*PROBLEM*: Each line below either holds the string "amounts" or doesn't. Count those that do and give only the number.

*ROWS*:
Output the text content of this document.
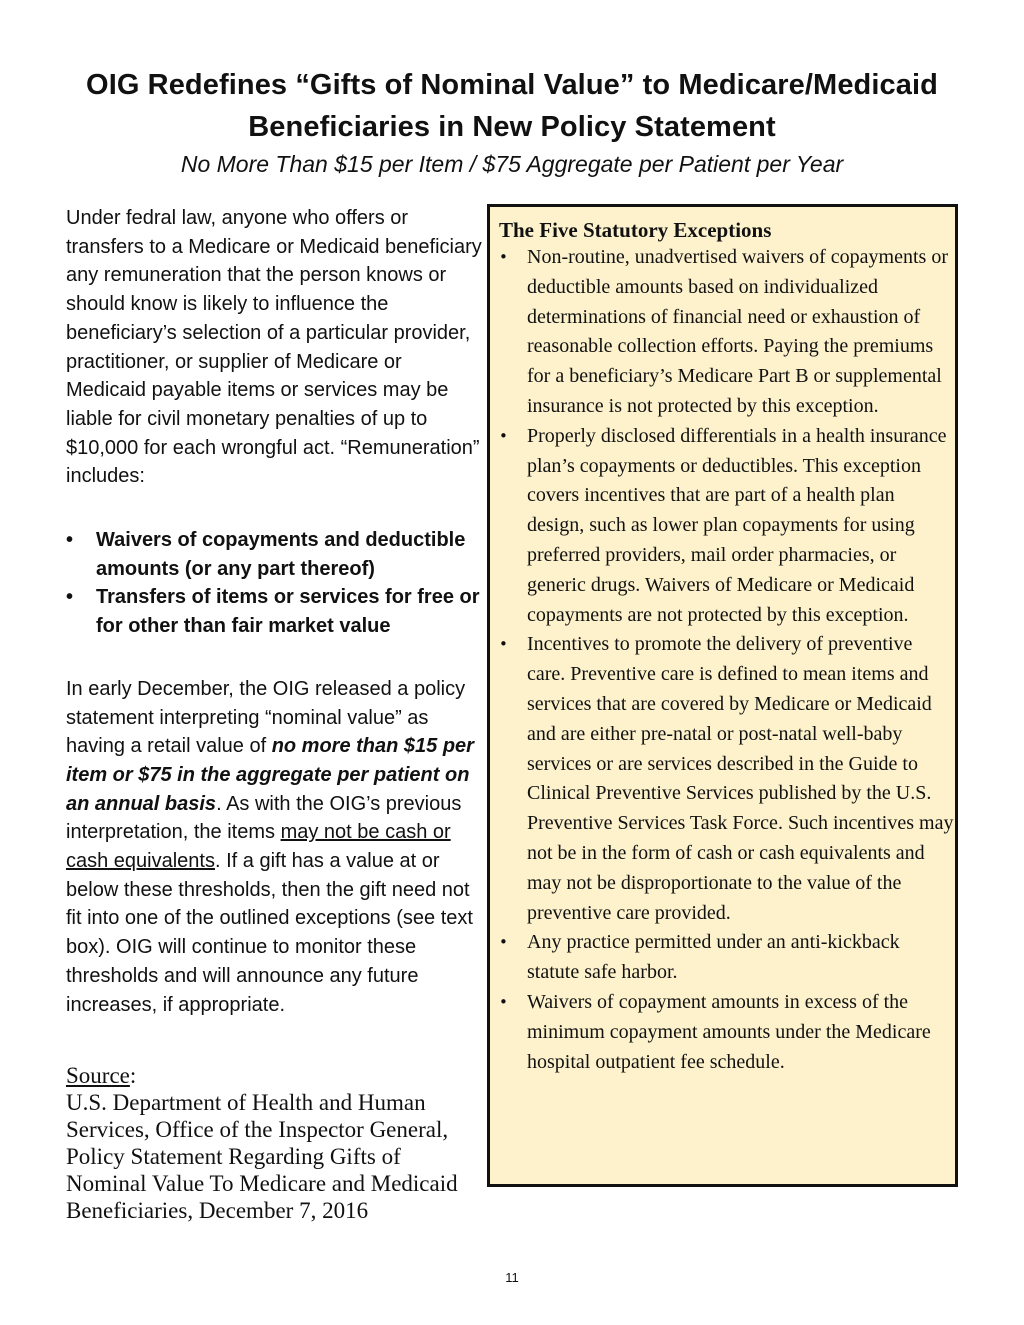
OIG Redefines “Gifts of Nominal Value” to Medicare/Medicaid
Beneficiaries in New Policy Statement

No More Than $15 per Item / $75 Aggregate per Patient per Year

Under fedral law, anyone who offers or transfers to a Medicare or Medicaid beneficiary any remuneration that the person knows or should know is likely to influence the beneficiary’s selection of a particular provider, practitioner, or supplier of Medicare or Medicaid payable items or services may be liable for civil monetary penalties of up to $10,000 for each wrongful act. “Remuneration” includes:

•	Waivers of copayments and deductible amounts (or any part thereof)
•	Transfers of items or services for free or for other than fair market value

In early December, the OIG released a policy statement interpreting “nominal value” as having a retail value of no more than $15 per item or $75 in the aggregate per patient on an annual basis. As with the OIG’s previous interpretation, the items may not be cash or cash equivalents. If a gift has a value at or below these thresholds, then the gift need not fit into one of the outlined exceptions (see text box). OIG will continue to monitor these thresholds and will announce any future increases, if appropriate.

Source:
U.S. Department of Health and Human Services, Office of the Inspector General, Policy Statement Regarding Gifts of Nominal Value To Medicare and Medicaid Beneficiaries, December 7, 2016

The Five Statutory Exceptions

• Non-routine, unadvertised waivers of copayments or deductible amounts based on individualized determinations of financial need or exhaustion of reasonable collection efforts. Paying the premiums for a beneficiary’s Medicare Part B or supplemental insurance is not protected by this exception.
• Properly disclosed differentials in a health insurance plan’s copayments or deductibles. This exception covers incentives that are part of a health plan design, such as lower plan copayments for using preferred providers, mail order pharmacies, or generic drugs. Waivers of Medicare or Medicaid copayments are not protected by this exception.
• Incentives to promote the delivery of preventive care. Preventive care is defined to mean items and services that are covered by Medicare or Medicaid and are either pre-natal or post-natal well-baby services or are services described in the Guide to Clinical Preventive Services published by the U.S. Preventive Services Task Force. Such incentives may not be in the form of cash or cash equivalents and may not be disproportionate to the value of the preventive care provided.
• Any practice permitted under an anti-kickback statute safe harbor.
• Waivers of copayment amounts in excess of the minimum copayment amounts under the Medicare hospital outpatient fee schedule.
11
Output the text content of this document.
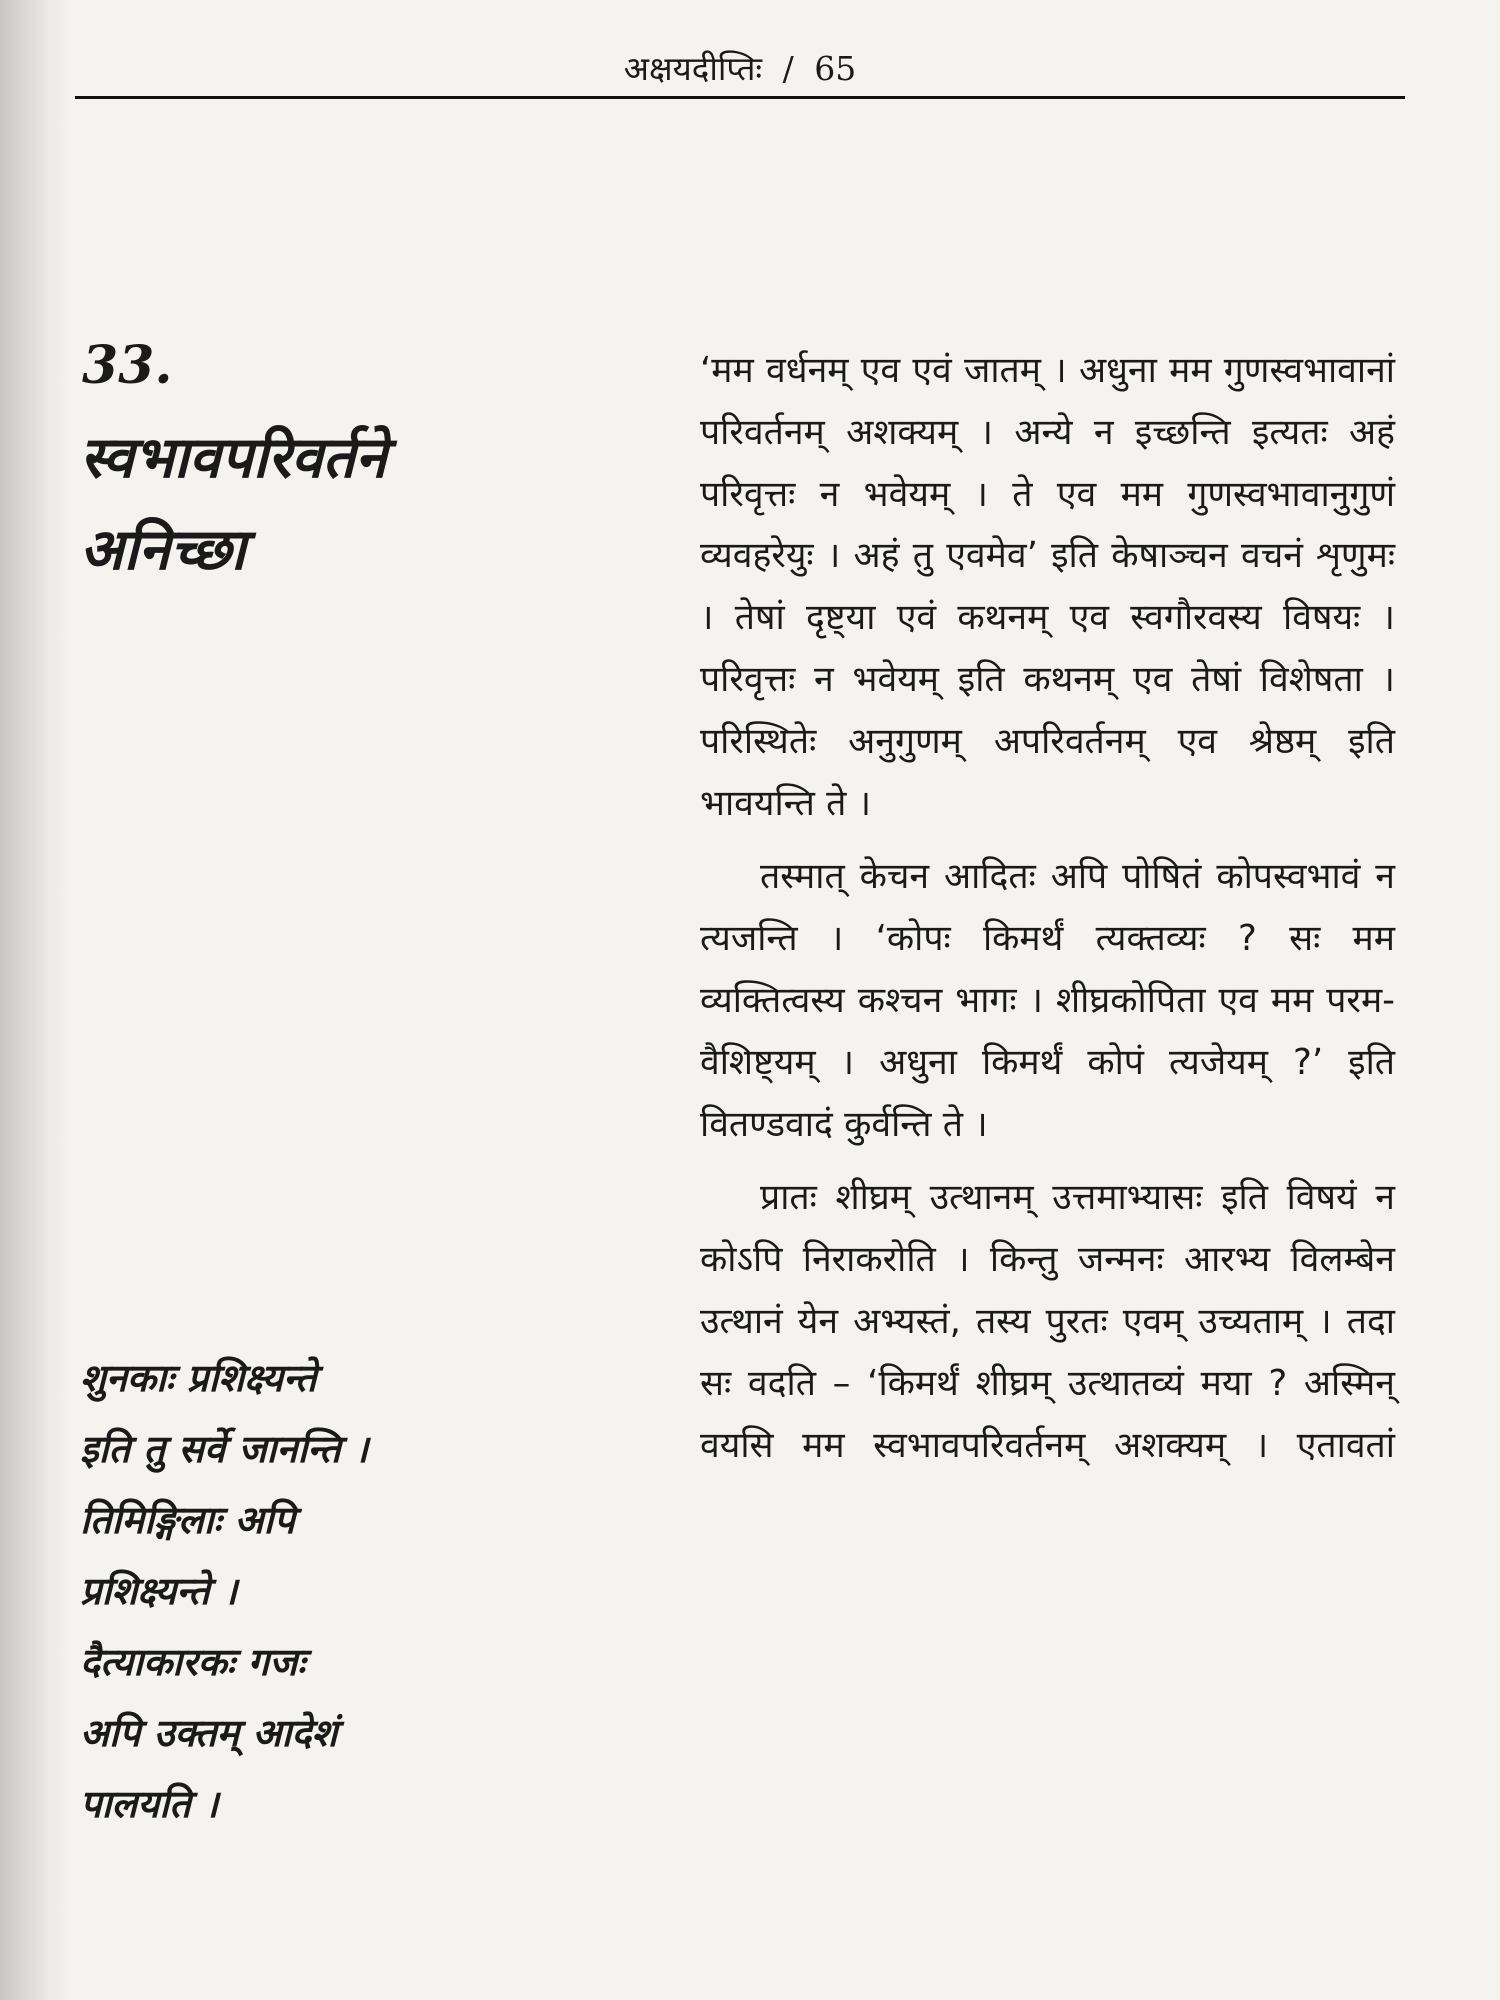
अक्षयदीप्तिः / 65
33.
स्वभावपरिवर्तने
अनिच्छा
शुनकाः प्रशिक्ष्यन्ते
इति तु सर्वे जानन्ति ।
तिमिङ्गिलाः अपि
प्रशिक्ष्यन्ते ।
दैत्याकारकः गजः
अपि उक्तम् आदेशं
पालयति ।

‘मम वर्धनम् एव एवं जातम् । अधुना मम गुणस्वभावानां परिवर्तनम् अशक्यम् । अन्ये न इच्छन्ति इत्यतः अहं परिवृत्तः न भवेयम् । ते एव मम गुणस्वभावानुगुणं व्यवहरेयुः । अहं तु एवमेव’ इति केषाञ्चन वचनं शृणुमः । तेषां दृष्ट्या एवं कथनम् एव स्वगौरवस्य विषयः । परिवृत्तः न भवेयम् इति कथनम् एव तेषां विशेषता । परिस्थितेः अनुगुणम् अपरिवर्तनम् एव श्रेष्ठम् इति भावयन्ति ते ।

तस्मात् केचन आदितः अपि पोषितं कोपस्वभावं न त्यजन्ति । ‘कोपः किमर्थं त्यक्तव्यः ? सः मम व्यक्तित्वस्य कश्चन भागः । शीघ्रकोपिता एव मम परम-वैशिष्ट्यम् । अधुना किमर्थं कोपं त्यजेयम् ?’ इति वितण्डवादं कुर्वन्ति ते ।

प्रातः शीघ्रम् उत्थानम् उत्तमाभ्यासः इति विषयं न कोऽपि निराकरोति । किन्तु जन्मनः आरभ्य विलम्बेन उत्थानं येन अभ्यस्तं, तस्य पुरतः एवम् उच्यताम् । तदा सः वदति – ‘किमर्थं शीघ्रम् उत्थातव्यं मया ? अस्मिन् वयसि मम स्वभावपरिवर्तनम् अशक्यम् । एतावतां
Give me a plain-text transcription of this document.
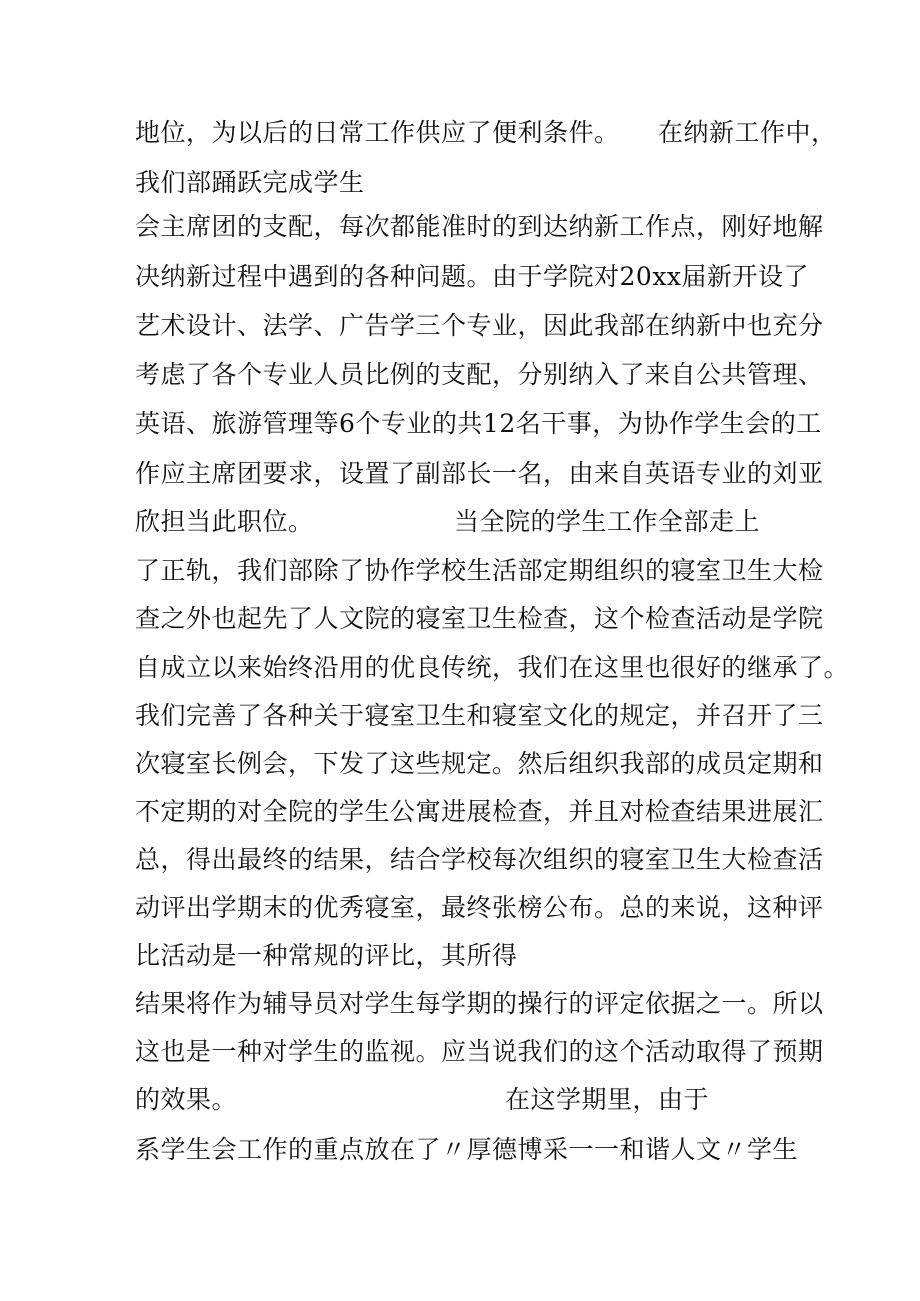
地位，为以后的日常工作供应了便利条件。　　在纳新工作中，
我们部踊跃完成学生
会主席团的支配，每次都能准时的到达纳新工作点，刚好地解
决纳新过程中遇到的各种问题。由于学院对20xx届新开设了
艺术设计、法学、广告学三个专业，因此我部在纳新中也充分
考虑了各个专业人员比例的支配，分别纳入了来自公共管理、
英语、旅游管理等6个专业的共12名干事，为协作学生会的工
作应主席团要求，设置了副部长一名，由来自英语专业的刘亚
欣担当此职位。　　　　　　当全院的学生工作全部走上
了正轨，我们部除了协作学校生活部定期组织的寝室卫生大检
查之外也起先了人文院的寝室卫生检查，这个检查活动是学院
自成立以来始终沿用的优良传统，我们在这里也很好的继承了。
我们完善了各种关于寝室卫生和寝室文化的规定，并召开了三
次寝室长例会，下发了这些规定。然后组织我部的成员定期和
不定期的对全院的学生公寓进展检查，并且对检查结果进展汇
总，得出最终的结果，结合学校每次组织的寝室卫生大检查活
动评出学期末的优秀寝室，最终张榜公布。总的来说，这种评
比活动是一种常规的评比，其所得
结果将作为辅导员对学生每学期的操行的评定依据之一。所以
这也是一种对学生的监视。应当说我们的这个活动取得了预期
的效果。　　　　　　　　　　　在这学期里，由于
系学生会工作的重点放在了〃厚德博采一一和谐人文〃学生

*EXPECTED ANSWER*: 3